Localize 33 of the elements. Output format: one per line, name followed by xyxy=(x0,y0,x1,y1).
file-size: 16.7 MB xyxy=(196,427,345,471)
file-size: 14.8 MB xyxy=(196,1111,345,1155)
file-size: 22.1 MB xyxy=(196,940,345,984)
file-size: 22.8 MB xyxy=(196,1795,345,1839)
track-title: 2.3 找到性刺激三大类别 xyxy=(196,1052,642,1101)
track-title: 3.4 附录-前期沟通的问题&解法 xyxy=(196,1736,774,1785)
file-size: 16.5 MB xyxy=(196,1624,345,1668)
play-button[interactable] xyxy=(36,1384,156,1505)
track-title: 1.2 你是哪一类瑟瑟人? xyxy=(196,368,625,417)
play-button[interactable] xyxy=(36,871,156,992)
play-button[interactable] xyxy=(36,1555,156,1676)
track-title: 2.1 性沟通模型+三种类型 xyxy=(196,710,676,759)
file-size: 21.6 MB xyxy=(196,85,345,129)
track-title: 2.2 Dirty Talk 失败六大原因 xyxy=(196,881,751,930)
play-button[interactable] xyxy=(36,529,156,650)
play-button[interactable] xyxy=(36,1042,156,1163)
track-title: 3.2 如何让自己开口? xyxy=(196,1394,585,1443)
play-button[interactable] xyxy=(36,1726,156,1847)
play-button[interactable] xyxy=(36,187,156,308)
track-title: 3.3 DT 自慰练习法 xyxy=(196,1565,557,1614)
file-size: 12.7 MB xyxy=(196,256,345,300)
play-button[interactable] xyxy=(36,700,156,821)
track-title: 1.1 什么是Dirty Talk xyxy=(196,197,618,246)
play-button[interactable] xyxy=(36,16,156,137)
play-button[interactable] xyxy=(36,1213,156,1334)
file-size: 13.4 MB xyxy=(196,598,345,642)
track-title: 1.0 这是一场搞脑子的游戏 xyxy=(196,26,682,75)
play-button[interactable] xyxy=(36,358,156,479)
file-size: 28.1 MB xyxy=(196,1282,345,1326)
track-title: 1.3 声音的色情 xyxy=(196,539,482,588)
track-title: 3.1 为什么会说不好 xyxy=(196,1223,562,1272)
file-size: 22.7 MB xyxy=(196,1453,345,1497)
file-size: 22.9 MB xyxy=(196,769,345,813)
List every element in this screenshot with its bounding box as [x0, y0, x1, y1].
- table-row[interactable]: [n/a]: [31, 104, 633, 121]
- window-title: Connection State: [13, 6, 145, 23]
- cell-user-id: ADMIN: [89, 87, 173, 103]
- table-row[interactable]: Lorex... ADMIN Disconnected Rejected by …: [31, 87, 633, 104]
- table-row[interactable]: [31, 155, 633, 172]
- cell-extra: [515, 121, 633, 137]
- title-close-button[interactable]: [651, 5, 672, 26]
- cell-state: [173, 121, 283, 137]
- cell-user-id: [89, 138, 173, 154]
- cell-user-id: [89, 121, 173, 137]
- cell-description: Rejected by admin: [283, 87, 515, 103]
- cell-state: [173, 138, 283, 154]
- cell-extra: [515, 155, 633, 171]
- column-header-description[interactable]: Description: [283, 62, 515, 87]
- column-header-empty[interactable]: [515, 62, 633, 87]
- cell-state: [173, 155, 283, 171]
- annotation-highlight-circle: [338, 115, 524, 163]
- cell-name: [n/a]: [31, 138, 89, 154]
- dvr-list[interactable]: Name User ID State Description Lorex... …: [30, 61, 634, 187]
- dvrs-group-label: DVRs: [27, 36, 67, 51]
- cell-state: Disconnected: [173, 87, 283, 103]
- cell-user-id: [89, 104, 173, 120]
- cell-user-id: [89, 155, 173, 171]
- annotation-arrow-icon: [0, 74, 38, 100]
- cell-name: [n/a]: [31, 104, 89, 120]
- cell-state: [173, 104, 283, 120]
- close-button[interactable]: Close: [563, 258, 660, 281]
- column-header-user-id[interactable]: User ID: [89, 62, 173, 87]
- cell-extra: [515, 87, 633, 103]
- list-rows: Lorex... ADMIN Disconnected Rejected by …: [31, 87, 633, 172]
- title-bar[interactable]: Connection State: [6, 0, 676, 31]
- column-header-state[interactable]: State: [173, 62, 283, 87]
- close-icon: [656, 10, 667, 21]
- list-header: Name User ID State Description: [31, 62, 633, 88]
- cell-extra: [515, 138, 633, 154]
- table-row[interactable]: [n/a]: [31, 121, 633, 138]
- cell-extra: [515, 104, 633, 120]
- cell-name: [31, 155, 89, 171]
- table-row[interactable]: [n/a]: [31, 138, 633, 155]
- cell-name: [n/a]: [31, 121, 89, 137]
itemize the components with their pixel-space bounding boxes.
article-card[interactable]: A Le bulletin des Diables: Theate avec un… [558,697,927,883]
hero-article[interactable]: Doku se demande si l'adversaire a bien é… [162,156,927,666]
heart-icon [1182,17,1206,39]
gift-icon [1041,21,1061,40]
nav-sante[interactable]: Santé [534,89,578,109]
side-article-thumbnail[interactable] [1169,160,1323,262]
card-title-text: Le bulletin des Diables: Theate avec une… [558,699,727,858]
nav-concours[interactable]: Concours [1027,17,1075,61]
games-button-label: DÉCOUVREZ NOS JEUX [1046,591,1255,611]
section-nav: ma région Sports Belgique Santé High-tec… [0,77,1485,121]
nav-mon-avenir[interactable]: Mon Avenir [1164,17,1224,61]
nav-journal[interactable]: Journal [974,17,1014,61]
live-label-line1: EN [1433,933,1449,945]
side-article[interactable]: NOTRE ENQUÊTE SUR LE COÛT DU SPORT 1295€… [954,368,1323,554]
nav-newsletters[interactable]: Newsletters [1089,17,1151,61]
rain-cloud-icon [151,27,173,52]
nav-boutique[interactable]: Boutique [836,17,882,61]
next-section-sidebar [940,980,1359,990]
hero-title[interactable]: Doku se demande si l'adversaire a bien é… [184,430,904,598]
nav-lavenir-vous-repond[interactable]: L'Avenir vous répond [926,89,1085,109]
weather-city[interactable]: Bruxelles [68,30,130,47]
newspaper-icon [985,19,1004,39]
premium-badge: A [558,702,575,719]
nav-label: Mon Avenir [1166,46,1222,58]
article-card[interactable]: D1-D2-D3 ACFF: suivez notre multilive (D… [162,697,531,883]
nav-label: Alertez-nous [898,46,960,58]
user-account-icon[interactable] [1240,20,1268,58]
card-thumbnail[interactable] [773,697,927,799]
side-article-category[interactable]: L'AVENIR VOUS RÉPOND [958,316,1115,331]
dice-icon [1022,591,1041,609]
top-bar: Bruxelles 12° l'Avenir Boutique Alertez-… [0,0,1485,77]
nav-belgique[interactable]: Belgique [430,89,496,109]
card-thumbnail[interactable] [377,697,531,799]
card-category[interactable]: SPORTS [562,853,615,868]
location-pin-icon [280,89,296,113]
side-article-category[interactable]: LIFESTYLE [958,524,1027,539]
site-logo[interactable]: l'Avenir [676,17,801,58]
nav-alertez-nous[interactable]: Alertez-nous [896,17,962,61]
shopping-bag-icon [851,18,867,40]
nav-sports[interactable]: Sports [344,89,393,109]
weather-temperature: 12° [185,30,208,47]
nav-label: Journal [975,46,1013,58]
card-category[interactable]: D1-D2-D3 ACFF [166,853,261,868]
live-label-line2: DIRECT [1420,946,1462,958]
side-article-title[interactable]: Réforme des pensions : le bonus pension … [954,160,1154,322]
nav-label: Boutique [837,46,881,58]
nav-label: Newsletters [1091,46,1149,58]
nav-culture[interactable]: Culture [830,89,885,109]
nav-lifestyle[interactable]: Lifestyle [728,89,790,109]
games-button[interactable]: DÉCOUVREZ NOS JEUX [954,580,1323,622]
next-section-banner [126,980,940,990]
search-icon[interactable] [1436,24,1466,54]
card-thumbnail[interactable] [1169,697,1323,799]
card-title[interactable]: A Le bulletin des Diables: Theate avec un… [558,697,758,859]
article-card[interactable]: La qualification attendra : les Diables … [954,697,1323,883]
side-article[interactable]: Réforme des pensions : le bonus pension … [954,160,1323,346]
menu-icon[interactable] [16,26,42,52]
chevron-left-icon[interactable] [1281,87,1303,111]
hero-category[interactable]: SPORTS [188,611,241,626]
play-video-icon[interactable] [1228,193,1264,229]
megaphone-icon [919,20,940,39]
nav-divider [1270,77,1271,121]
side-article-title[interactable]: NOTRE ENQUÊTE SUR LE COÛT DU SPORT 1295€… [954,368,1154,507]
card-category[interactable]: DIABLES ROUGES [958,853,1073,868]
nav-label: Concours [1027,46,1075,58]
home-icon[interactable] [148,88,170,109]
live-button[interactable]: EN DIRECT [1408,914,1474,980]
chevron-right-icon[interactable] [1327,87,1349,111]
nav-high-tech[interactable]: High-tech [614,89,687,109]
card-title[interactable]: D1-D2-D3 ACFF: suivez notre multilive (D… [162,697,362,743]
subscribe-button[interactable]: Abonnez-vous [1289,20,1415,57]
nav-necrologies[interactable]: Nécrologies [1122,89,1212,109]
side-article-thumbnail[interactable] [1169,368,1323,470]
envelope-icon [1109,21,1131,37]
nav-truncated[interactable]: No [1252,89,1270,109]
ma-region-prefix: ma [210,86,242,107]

▬▬▬▬▬▬▬▬▬▬

* Short exercise *
Convert the material from its first line through the line containing "- cell-state: [173, 138, 283, 154]", both included, into a Markdown table with the columns Row and Line. Number each row in order and leave out blank lines.

* Full output *
| Row | Line |
|---|---|
| 1 | Localize 33 of the elements. Output format: one per line, name followed by xyxy=(x0,y0,x1,y1). |
| 2 | file-size: 16.7 MB xyxy=(196,427,345,471) |
| 3 | file-size: 14.8 MB xyxy=(196,1111,345,1155) |
| 4 | file-size: 22.1 MB xyxy=(196,940,345,984) |
| 5 | file-size: 22.8 MB xyxy=(196,1795,345,1839) |
| 6 | track-title: 2.3 找到性刺激三大类别 xyxy=(196,1052,642,1101) |
| 7 | track-title: 3.4 附录-前期沟通的问题&解法 xyxy=(196,1736,774,1785) |
| 8 | file-size: 16.5 MB xyxy=(196,1624,345,1668) |
| 9 | play-button[interactable] xyxy=(36,1384,156,1505) |
| 10 | track-title: 1.2 你是哪一类瑟瑟人? xyxy=(196,368,625,417) |
| 11 | play-button[interactable] xyxy=(36,871,156,992) |
| 12 | play-button[interactable] xyxy=(36,1555,156,1676) |
| 13 | track-title: 2.1 性沟通模型+三种类型 xyxy=(196,710,676,759) |
| 14 | file-size: 21.6 MB xyxy=(196,85,345,129) |
| 15 | track-title: 2.2 Dirty Talk 失败六大原因 xyxy=(196,881,751,930) |
| 16 | play-button[interactable] xyxy=(36,529,156,650) |
| 17 | play-button[interactable] xyxy=(36,1042,156,1163) |
| 18 | track-title: 3.2 如何让自己开口? xyxy=(196,1394,585,1443) |
| 19 | play-button[interactable] xyxy=(36,1726,156,1847) |
| 20 | play-button[interactable] xyxy=(36,187,156,308) |
| 21 | track-title: 3.3 DT 自慰练习法 xyxy=(196,1565,557,1614) |
| 22 | file-size: 12.7 MB xyxy=(196,256,345,300) |
| 23 | play-button[interactable] xyxy=(36,700,156,821) |
| 24 | track-title: 1.1 什么是Dirty Talk xyxy=(196,197,618,246) |
| 25 | play-button[interactable] xyxy=(36,16,156,137) |
| 26 | play-button[interactable] xyxy=(36,1213,156,1334) |
| 27 | file-size: 13.4 MB xyxy=(196,598,345,642) |
| 28 | track-title: 1.0 这是一场搞脑子的游戏 xyxy=(196,26,682,75) |
| 29 | play-button[interactable] xyxy=(36,358,156,479) |
| 30 | file-size: 28.1 MB xyxy=(196,1282,345,1326) |
| 31 | track-title: 1.3 声音的色情 xyxy=(196,539,482,588) |
| 32 | track-title: 3.1 为什么会说不好 xyxy=(196,1223,562,1272) |
| 33 | file-size: 22.7 MB xyxy=(196,1453,345,1497) |
| 34 | file-size: 22.9 MB xyxy=(196,769,345,813) |
| 35 | List every element in this screenshot with its bounding box as [x0, y0, x1, y1]. |
| 36 | - table-row[interactable]: [n/a]: [31, 104, 633, 121] |
| 37 | - window-title: Connection State: [13, 6, 145, 23] |
| 38 | - cell-user-id: ADMIN: [89, 87, 173, 103] |
| 39 | - table-row[interactable]: Lorex... ADMIN Disconnected Rejected by …: [31, 87, 633, 104] |
| 40 | - table-row[interactable]: [31, 155, 633, 172] |
| 41 | - cell-extra: [515, 121, 633, 137] |
| 42 | - title-close-button[interactable]: [651, 5, 672, 26] |
| 43 | - cell-state: [173, 121, 283, 137] |
| 44 | - cell-user-id: [89, 138, 173, 154] |
| 45 | - cell-user-id: [89, 121, 173, 137] |
| 46 | - cell-description: Rejected by admin: [283, 87, 515, 103] |
| 47 | - cell-state: [173, 138, 283, 154] |